RECORDS SUPPLIED

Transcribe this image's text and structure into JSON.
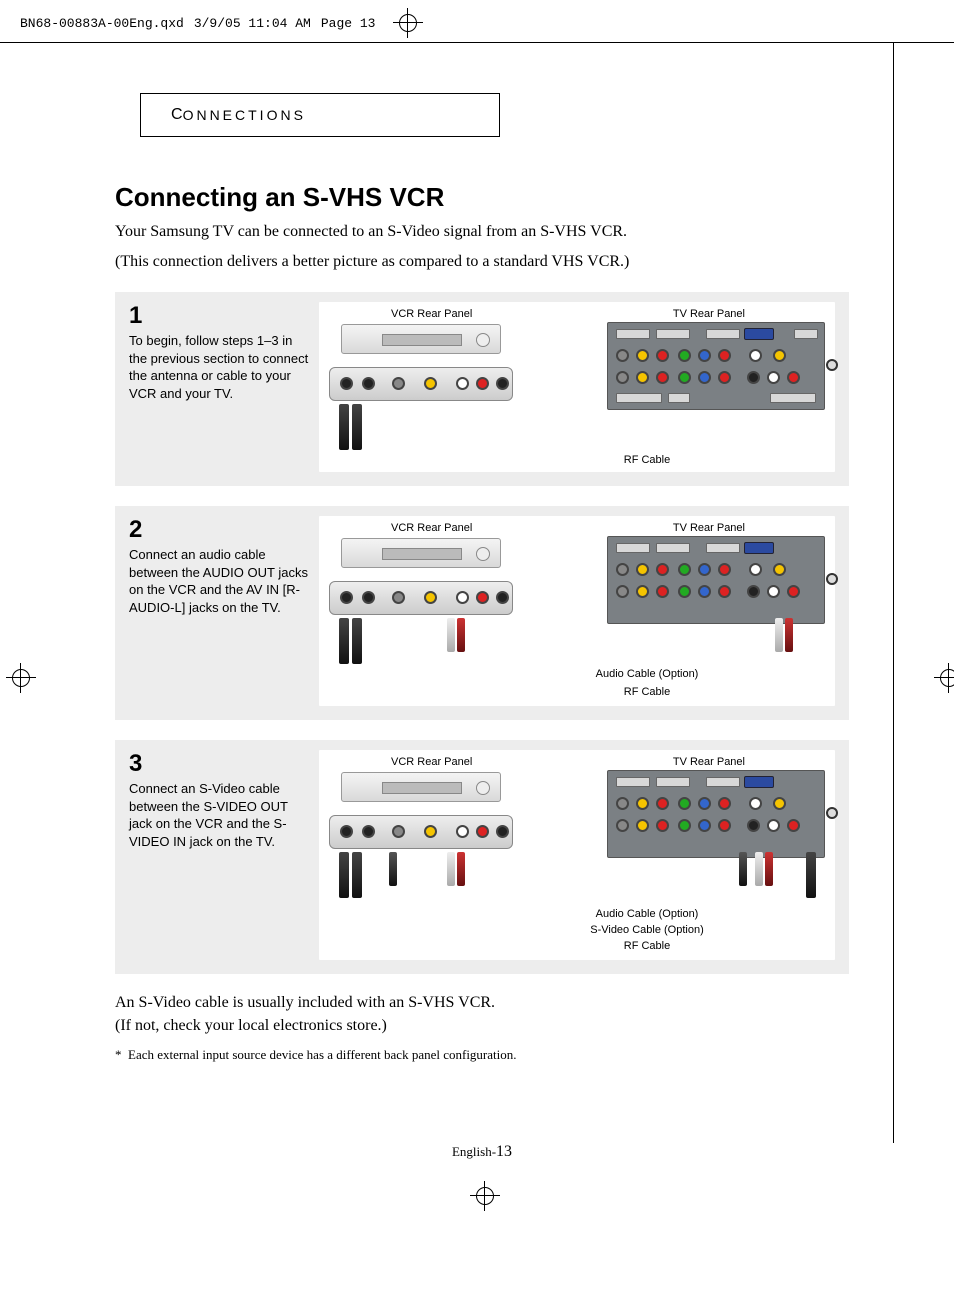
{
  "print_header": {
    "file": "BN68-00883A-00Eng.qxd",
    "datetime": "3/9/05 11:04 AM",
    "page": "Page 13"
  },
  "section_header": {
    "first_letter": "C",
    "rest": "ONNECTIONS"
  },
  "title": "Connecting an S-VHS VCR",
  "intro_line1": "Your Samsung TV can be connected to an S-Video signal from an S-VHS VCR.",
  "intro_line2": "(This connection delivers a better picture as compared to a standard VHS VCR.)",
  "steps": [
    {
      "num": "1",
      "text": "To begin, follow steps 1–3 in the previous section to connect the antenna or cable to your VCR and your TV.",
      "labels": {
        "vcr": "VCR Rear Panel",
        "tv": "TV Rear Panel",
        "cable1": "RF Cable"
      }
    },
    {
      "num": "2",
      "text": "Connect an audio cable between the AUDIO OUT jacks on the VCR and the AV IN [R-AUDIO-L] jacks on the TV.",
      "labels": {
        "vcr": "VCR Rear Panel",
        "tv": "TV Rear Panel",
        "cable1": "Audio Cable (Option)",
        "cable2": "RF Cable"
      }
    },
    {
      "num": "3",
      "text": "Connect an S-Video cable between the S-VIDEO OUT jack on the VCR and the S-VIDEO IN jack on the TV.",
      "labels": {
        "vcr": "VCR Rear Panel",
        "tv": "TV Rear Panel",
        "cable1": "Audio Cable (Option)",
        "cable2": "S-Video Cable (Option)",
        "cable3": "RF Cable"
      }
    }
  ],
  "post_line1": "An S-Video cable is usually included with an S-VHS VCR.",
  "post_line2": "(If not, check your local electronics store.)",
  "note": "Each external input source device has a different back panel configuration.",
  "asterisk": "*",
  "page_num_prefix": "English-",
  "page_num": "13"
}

WORK TO BE COMPLETED
Your answer should be a single number: how many lines in the data above include "Video"?

ANSWER BELOW
4